• _Records from a dataset_:
+---+
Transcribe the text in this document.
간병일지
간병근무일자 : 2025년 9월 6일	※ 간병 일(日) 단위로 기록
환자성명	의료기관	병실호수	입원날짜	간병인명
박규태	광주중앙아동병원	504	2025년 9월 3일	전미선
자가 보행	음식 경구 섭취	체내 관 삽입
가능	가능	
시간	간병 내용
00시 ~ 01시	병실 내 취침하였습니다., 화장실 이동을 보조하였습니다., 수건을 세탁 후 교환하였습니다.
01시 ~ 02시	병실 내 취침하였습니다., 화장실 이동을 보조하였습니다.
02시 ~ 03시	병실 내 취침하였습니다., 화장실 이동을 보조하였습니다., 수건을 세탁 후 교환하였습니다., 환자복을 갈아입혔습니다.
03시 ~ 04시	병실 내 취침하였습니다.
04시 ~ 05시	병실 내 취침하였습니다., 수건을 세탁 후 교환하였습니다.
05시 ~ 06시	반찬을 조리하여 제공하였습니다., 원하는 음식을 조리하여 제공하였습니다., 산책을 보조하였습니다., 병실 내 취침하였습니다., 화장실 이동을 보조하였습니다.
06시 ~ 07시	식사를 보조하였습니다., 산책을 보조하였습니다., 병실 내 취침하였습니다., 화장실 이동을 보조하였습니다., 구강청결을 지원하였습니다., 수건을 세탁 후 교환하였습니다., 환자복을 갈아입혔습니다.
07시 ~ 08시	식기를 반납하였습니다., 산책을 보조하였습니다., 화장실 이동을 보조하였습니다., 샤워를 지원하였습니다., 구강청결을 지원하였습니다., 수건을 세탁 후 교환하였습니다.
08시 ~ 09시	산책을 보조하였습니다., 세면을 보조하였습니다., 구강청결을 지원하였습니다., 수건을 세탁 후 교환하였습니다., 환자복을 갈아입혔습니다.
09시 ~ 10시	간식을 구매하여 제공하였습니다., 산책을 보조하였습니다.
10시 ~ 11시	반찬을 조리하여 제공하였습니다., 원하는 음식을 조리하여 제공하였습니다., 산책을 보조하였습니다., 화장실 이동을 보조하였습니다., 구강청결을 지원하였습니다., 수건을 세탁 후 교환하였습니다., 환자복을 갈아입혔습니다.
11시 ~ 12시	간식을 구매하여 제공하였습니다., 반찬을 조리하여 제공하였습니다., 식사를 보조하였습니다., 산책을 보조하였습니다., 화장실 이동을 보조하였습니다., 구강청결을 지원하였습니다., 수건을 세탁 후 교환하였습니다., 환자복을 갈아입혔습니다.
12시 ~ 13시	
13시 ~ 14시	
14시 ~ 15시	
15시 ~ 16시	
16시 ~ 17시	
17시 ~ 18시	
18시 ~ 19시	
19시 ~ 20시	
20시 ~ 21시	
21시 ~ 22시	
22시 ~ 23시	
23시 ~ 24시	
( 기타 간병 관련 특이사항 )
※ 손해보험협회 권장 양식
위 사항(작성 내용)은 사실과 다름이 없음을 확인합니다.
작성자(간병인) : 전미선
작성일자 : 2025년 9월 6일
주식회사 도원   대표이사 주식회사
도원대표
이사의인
+---+
• _OBJECTIVE_: Track down all lines above with the string "취침하였습니다" and copy them.

• _RESULT FOR THIS TASK_:
00시 ~ 01시	병실 내 취침하였습니다., 화장실 이동을 보조하였습니다., 수건을 세탁 후 교환하였습니다.
01시 ~ 02시	병실 내 취침하였습니다., 화장실 이동을 보조하였습니다.
02시 ~ 03시	병실 내 취침하였습니다., 화장실 이동을 보조하였습니다., 수건을 세탁 후 교환하였습니다., 환자복을 갈아입혔습니다.
03시 ~ 04시	병실 내 취침하였습니다.
04시 ~ 05시	병실 내 취침하였습니다., 수건을 세탁 후 교환하였습니다.
05시 ~ 06시	반찬을 조리하여 제공하였습니다., 원하는 음식을 조리하여 제공하였습니다., 산책을 보조하였습니다., 병실 내 취침하였습니다., 화장실 이동을 보조하였습니다.
06시 ~ 07시	식사를 보조하였습니다., 산책을 보조하였습니다., 병실 내 취침하였습니다., 화장실 이동을 보조하였습니다., 구강청결을 지원하였습니다., 수건을 세탁 후 교환하였습니다., 환자복을 갈아입혔습니다.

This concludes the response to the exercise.